— Begin Provided records —
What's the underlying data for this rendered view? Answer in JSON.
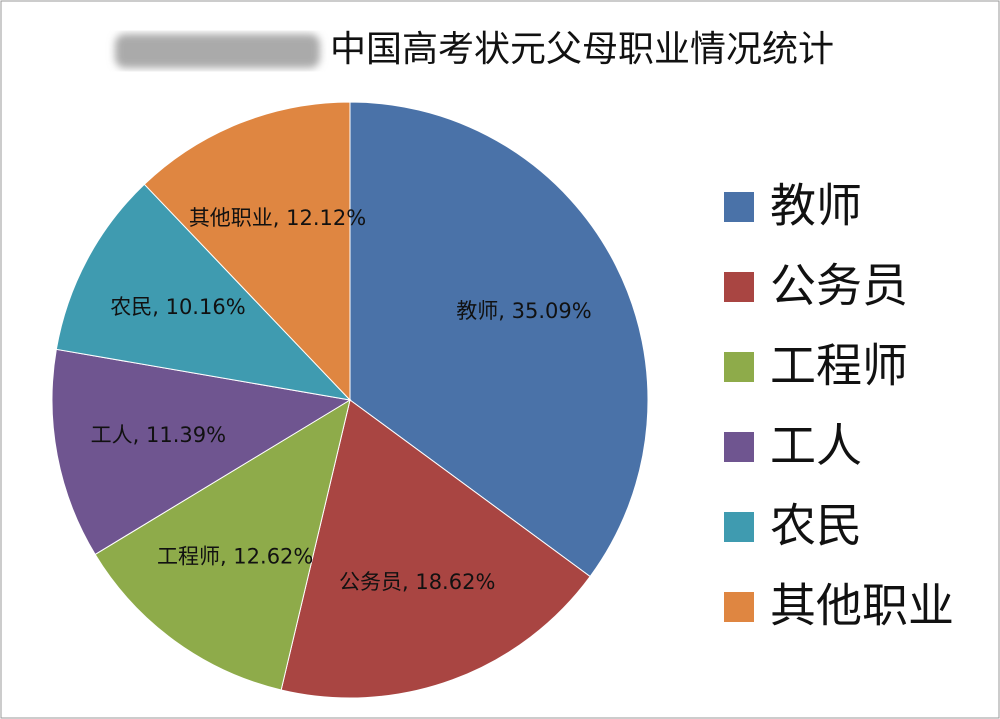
{
  "chart_data": {
    "type": "pie",
    "title": "中国高考状元父母职业情况统计",
    "categories": [
      "教师",
      "公务员",
      "工程师",
      "工人",
      "农民",
      "其他职业"
    ],
    "values": [
      35.09,
      18.62,
      12.62,
      11.39,
      10.16,
      12.12
    ],
    "value_labels": [
      "教师, 35.09%",
      "公务员, 18.62%",
      "工程师, 12.62%",
      "工人, 11.39%",
      "农民, 10.16%",
      "其他职业, 12.12%"
    ],
    "colors": [
      "#4a72a8",
      "#a94542",
      "#8eab4a",
      "#6f5590",
      "#3f9bb0",
      "#df8641"
    ],
    "legend": "right"
  }
}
— End Provided records —
• _Exercise aim_
Reproduce the whole listing word for word, setting aside any pictures.

• _Exercise result_
What's the underlying data for this rendered view? Answer in JSON.
{
  "chart_data": {
    "type": "pie",
    "title": "中国高考状元父母职业情况统计",
    "categories": [
      "教师",
      "公务员",
      "工程师",
      "工人",
      "农民",
      "其他职业"
    ],
    "values": [
      35.09,
      18.62,
      12.62,
      11.39,
      10.16,
      12.12
    ],
    "value_labels": [
      "教师, 35.09%",
      "公务员, 18.62%",
      "工程师, 12.62%",
      "工人, 11.39%",
      "农民, 10.16%",
      "其他职业, 12.12%"
    ],
    "colors": [
      "#4a72a8",
      "#a94542",
      "#8eab4a",
      "#6f5590",
      "#3f9bb0",
      "#df8641"
    ],
    "legend": "right"
  }
}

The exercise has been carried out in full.